### [DATA ENTRIES]
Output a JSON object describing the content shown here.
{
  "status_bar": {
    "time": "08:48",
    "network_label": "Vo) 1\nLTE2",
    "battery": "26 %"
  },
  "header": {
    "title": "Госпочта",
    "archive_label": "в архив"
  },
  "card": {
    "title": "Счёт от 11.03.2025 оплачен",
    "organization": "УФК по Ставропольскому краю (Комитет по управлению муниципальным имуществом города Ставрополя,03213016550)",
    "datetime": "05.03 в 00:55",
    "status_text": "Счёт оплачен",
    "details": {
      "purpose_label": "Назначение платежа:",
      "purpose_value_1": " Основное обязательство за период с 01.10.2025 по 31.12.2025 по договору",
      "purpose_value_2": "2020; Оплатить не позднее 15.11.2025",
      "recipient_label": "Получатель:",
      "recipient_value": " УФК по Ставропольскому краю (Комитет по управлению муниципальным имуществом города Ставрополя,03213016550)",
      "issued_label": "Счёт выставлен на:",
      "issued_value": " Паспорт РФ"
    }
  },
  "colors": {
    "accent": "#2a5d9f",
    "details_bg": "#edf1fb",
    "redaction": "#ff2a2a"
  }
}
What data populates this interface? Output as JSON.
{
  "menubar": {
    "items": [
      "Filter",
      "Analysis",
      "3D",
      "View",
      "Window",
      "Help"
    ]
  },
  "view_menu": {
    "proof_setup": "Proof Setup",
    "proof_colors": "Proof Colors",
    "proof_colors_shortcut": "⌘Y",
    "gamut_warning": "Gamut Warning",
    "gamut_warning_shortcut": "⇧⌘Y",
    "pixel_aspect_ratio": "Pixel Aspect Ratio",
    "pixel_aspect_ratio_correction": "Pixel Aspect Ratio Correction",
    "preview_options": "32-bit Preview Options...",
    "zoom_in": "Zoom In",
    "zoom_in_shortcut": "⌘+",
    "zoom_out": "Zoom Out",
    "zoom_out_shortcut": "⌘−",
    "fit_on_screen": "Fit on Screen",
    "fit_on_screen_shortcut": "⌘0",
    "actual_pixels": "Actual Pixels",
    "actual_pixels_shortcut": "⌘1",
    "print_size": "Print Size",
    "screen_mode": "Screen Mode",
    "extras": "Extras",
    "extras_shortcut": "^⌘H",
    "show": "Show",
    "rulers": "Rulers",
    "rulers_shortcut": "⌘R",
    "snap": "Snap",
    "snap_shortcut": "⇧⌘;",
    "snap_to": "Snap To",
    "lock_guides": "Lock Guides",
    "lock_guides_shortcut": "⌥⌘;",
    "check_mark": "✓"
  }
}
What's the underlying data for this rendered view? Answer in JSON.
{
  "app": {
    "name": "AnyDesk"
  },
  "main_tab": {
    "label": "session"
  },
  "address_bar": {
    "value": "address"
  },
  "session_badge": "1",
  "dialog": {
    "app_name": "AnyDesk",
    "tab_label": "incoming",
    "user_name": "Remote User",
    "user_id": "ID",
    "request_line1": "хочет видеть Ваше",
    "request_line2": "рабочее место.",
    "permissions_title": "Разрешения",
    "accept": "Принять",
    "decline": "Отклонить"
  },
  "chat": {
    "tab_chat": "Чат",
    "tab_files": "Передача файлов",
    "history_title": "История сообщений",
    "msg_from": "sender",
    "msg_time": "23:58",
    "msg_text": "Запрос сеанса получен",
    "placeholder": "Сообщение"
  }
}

### [INSTRUCTION]
Copy the material above verbatim.

### [EXERCISE OUTPUT]
Output a JSON object describing the content shown here.
{
  "status_bar": {
    "time": "08:48",
    "network_label": "Vo) 1\nLTE2",
    "battery": "26 %"
  },
  "header": {
    "title": "Госпочта",
    "archive_label": "в архив"
  },
  "card": {
    "title": "Счёт от 11.03.2025 оплачен",
    "organization": "УФК по Ставропольскому краю (Комитет по управлению муниципальным имуществом города Ставрополя,03213016550)",
    "datetime": "05.03 в 00:55",
    "status_text": "Счёт оплачен",
    "details": {
      "purpose_label": "Назначение платежа:",
      "purpose_value_1": " Основное обязательство за период с 01.10.2025 по 31.12.2025 по договору",
      "purpose_value_2": "2020; Оплатить не позднее 15.11.2025",
      "recipient_label": "Получатель:",
      "recipient_value": " УФК по Ставропольскому краю (Комитет по управлению муниципальным имуществом города Ставрополя,03213016550)",
      "issued_label": "Счёт выставлен на:",
      "issued_value": " Паспорт РФ"
    }
  },
  "colors": {
    "accent": "#2a5d9f",
    "details_bg": "#edf1fb",
    "redaction": "#ff2a2a"
  }
}
What data populates this interface? Output as JSON.
{
  "menubar": {
    "items": [
      "Filter",
      "Analysis",
      "3D",
      "View",
      "Window",
      "Help"
    ]
  },
  "view_menu": {
    "proof_setup": "Proof Setup",
    "proof_colors": "Proof Colors",
    "proof_colors_shortcut": "⌘Y",
    "gamut_warning": "Gamut Warning",
    "gamut_warning_shortcut": "⇧⌘Y",
    "pixel_aspect_ratio": "Pixel Aspect Ratio",
    "pixel_aspect_ratio_correction": "Pixel Aspect Ratio Correction",
    "preview_options": "32-bit Preview Options...",
    "zoom_in": "Zoom In",
    "zoom_in_shortcut": "⌘+",
    "zoom_out": "Zoom Out",
    "zoom_out_shortcut": "⌘−",
    "fit_on_screen": "Fit on Screen",
    "fit_on_screen_shortcut": "⌘0",
    "actual_pixels": "Actual Pixels",
    "actual_pixels_shortcut": "⌘1",
    "print_size": "Print Size",
    "screen_mode": "Screen Mode",
    "extras": "Extras",
    "extras_shortcut": "^⌘H",
    "show": "Show",
    "rulers": "Rulers",
    "rulers_shortcut": "⌘R",
    "snap": "Snap",
    "snap_shortcut": "⇧⌘;",
    "snap_to": "Snap To",
    "lock_guides": "Lock Guides",
    "lock_guides_shortcut": "⌥⌘;",
    "check_mark": "✓"
  }
}
What's the underlying data for this rendered view? Answer in JSON.
{
  "app": {
    "name": "AnyDesk"
  },
  "main_tab": {
    "label": "session"
  },
  "address_bar": {
    "value": "address"
  },
  "session_badge": "1",
  "dialog": {
    "app_name": "AnyDesk",
    "tab_label": "incoming",
    "user_name": "Remote User",
    "user_id": "ID",
    "request_line1": "хочет видеть Ваше",
    "request_line2": "рабочее место.",
    "permissions_title": "Разрешения",
    "accept": "Принять",
    "decline": "Отклонить"
  },
  "chat": {
    "tab_chat": "Чат",
    "tab_files": "Передача файлов",
    "history_title": "История сообщений",
    "msg_from": "sender",
    "msg_time": "23:58",
    "msg_text": "Запрос сеанса получен",
    "placeholder": "Сообщение"
  }
}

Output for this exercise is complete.